◆ Stated problem ◆
The data must be returned in full and exactly as given.
=== Input records ===
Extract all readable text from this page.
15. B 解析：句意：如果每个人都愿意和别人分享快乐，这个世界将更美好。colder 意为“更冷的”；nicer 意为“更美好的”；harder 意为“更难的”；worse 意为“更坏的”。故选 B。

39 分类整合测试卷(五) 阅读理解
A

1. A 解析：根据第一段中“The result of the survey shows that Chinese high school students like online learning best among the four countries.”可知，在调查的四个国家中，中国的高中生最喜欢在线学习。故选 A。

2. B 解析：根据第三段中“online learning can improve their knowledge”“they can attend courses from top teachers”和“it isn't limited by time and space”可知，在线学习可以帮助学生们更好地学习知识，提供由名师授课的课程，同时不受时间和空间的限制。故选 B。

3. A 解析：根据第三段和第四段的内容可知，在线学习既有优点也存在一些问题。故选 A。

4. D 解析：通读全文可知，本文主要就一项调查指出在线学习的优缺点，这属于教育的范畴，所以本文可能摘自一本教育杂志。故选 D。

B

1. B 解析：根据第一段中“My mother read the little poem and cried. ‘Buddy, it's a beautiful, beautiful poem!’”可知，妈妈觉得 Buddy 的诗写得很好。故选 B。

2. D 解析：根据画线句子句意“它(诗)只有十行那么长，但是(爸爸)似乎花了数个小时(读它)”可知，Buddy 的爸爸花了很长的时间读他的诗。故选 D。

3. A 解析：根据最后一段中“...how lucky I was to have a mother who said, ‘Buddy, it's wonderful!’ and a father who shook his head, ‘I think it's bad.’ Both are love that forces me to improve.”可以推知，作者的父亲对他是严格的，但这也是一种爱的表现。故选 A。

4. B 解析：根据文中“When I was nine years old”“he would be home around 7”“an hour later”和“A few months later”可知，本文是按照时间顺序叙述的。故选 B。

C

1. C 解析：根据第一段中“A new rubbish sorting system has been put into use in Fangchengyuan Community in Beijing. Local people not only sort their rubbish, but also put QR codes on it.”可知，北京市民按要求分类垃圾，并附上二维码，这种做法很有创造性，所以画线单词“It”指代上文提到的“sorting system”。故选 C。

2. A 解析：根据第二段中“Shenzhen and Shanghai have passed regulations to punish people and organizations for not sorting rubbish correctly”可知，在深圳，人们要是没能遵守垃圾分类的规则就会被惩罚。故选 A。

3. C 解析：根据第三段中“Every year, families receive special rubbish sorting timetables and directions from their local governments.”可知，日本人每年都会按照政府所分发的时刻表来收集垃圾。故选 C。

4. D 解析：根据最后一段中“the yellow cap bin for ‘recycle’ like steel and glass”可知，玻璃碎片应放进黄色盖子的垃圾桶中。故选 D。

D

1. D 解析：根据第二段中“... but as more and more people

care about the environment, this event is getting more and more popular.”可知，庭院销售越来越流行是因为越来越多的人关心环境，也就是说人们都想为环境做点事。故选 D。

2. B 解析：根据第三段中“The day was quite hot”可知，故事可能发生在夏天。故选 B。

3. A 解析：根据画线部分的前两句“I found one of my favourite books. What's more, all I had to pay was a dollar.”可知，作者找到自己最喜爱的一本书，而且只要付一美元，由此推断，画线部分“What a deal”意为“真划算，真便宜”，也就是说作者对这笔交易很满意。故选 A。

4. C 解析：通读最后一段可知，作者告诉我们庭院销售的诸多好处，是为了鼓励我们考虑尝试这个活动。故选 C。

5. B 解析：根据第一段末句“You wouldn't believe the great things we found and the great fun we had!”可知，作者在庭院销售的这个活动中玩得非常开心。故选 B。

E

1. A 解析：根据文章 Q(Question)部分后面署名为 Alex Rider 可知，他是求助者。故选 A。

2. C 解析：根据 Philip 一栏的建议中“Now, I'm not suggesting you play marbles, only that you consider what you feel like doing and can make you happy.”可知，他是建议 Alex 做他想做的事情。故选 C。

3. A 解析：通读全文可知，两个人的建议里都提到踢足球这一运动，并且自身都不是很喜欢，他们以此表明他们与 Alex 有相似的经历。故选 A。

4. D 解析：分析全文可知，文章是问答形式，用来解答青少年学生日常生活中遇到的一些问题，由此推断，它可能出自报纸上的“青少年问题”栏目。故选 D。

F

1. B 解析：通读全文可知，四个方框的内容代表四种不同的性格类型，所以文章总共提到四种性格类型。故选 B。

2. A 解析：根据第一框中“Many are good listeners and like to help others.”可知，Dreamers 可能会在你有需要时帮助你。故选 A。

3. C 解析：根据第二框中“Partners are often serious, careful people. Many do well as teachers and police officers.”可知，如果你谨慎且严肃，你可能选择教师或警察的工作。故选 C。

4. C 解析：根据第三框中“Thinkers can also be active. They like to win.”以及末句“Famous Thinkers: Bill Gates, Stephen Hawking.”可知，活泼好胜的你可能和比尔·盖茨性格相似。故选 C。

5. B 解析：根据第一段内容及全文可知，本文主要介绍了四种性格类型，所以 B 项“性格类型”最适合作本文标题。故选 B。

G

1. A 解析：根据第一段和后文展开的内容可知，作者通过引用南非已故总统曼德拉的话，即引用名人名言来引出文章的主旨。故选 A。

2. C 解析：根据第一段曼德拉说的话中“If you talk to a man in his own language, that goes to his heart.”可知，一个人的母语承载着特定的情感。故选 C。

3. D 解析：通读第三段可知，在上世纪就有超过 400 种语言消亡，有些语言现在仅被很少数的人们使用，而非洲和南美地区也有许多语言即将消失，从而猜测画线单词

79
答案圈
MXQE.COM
===
◆ Task output ◆
Extract all readable text from this page.
15. B 解析：句意：如果每个人都愿意和别人分享快乐，这个世界将更美好。colder 意为“更冷的”；nicer 意为“更美好的”；harder 意为“更难的”；worse 意为“更坏的”。故选 B。

39 分类整合测试卷(五) 阅读理解
A

1. A 解析：根据第一段中“The result of the survey shows that Chinese high school students like online learning best among the four countries.”可知，在调查的四个国家中，中国的高中生最喜欢在线学习。故选 A。

2. B 解析：根据第三段中“online learning can improve their knowledge”“they can attend courses from top teachers”和“it isn't limited by time and space”可知，在线学习可以帮助学生们更好地学习知识，提供由名师授课的课程，同时不受时间和空间的限制。故选 B。

3. A 解析：根据第三段和第四段的内容可知，在线学习既有优点也存在一些问题。故选 A。

4. D 解析：通读全文可知，本文主要就一项调查指出在线学习的优缺点，这属于教育的范畴，所以本文可能摘自一本教育杂志。故选 D。

B

1. B 解析：根据第一段中“My mother read the little poem and cried. ‘Buddy, it's a beautiful, beautiful poem!’”可知，妈妈觉得 Buddy 的诗写得很好。故选 B。

2. D 解析：根据画线句子句意“它(诗)只有十行那么长，但是(爸爸)似乎花了数个小时(读它)”可知，Buddy 的爸爸花了很长的时间读他的诗。故选 D。

3. A 解析：根据最后一段中“...how lucky I was to have a mother who said, ‘Buddy, it's wonderful!’ and a father who shook his head, ‘I think it's bad.’ Both are love that forces me to improve.”可以推知，作者的父亲对他是严格的，但这也是一种爱的表现。故选 A。

4. B 解析：根据文中“When I was nine years old”“he would be home around 7”“an hour later”和“A few months later”可知，本文是按照时间顺序叙述的。故选 B。

C

1. C 解析：根据第一段中“A new rubbish sorting system has been put into use in Fangchengyuan Community in Beijing. Local people not only sort their rubbish, but also put QR codes on it.”可知，北京市民按要求分类垃圾，并附上二维码，这种做法很有创造性，所以画线单词“It”指代上文提到的“sorting system”。故选 C。

2. A 解析：根据第二段中“Shenzhen and Shanghai have passed regulations to punish people and organizations for not sorting rubbish correctly”可知，在深圳，人们要是没能遵守垃圾分类的规则就会被惩罚。故选 A。

3. C 解析：根据第三段中“Every year, families receive special rubbish sorting timetables and directions from their local governments.”可知，日本人每年都会按照政府所分发的时刻表来收集垃圾。故选 C。

4. D 解析：根据最后一段中“the yellow cap bin for ‘recycle’ like steel and glass”可知，玻璃碎片应放进黄色盖子的垃圾桶中。故选 D。

D

1. D 解析：根据第二段中“... but as more and more people

care about the environment, this event is getting more and more popular.”可知，庭院销售越来越流行是因为越来越多的人关心环境，也就是说人们都想为环境做点事。故选 D。

2. B 解析：根据第三段中“The day was quite hot”可知，故事可能发生在夏天。故选 B。

3. A 解析：根据画线部分的前两句“I found one of my favourite books. What's more, all I had to pay was a dollar.”可知，作者找到自己最喜爱的一本书，而且只要付一美元，由此推断，画线部分“What a deal”意为“真划算，真便宜”，也就是说作者对这笔交易很满意。故选 A。

4. C 解析：通读最后一段可知，作者告诉我们庭院销售的诸多好处，是为了鼓励我们考虑尝试这个活动。故选 C。

5. B 解析：根据第一段末句“You wouldn't believe the great things we found and the great fun we had!”可知，作者在庭院销售的这个活动中玩得非常开心。故选 B。

E

1. A 解析：根据文章 Q(Question)部分后面署名为 Alex Rider 可知，他是求助者。故选 A。

2. C 解析：根据 Philip 一栏的建议中“Now, I'm not suggesting you play marbles, only that you consider what you feel like doing and can make you happy.”可知，他是建议 Alex 做他想做的事情。故选 C。

3. A 解析：通读全文可知，两个人的建议里都提到踢足球这一运动，并且自身都不是很喜欢，他们以此表明他们与 Alex 有相似的经历。故选 A。

4. D 解析：分析全文可知，文章是问答形式，用来解答青少年学生日常生活中遇到的一些问题，由此推断，它可能出自报纸上的“青少年问题”栏目。故选 D。

F

1. B 解析：通读全文可知，四个方框的内容代表四种不同的性格类型，所以文章总共提到四种性格类型。故选 B。

2. A 解析：根据第一框中“Many are good listeners and like to help others.”可知，Dreamers 可能会在你有需要时帮助你。故选 A。

3. C 解析：根据第二框中“Partners are often serious, careful people. Many do well as teachers and police officers.”可知，如果你谨慎且严肃，你可能选择教师或警察的工作。故选 C。

4. C 解析：根据第三框中“Thinkers can also be active. They like to win.”以及末句“Famous Thinkers: Bill Gates, Stephen Hawking.”可知，活泼好胜的你可能和比尔·盖茨性格相似。故选 C。

5. B 解析：根据第一段内容及全文可知，本文主要介绍了四种性格类型，所以 B 项“性格类型”最适合作本文标题。故选 B。

G

1. A 解析：根据第一段和后文展开的内容可知，作者通过引用南非已故总统曼德拉的话，即引用名人名言来引出文章的主旨。故选 A。

2. C 解析：根据第一段曼德拉说的话中“If you talk to a man in his own language, that goes to his heart.”可知，一个人的母语承载着特定的情感。故选 C。

3. D 解析：通读第三段可知，在上世纪就有超过 400 种语言消亡，有些语言现在仅被很少数的人们使用，而非洲和南美地区也有许多语言即将消失，从而猜测画线单词

79
答案圈
MXQE.COM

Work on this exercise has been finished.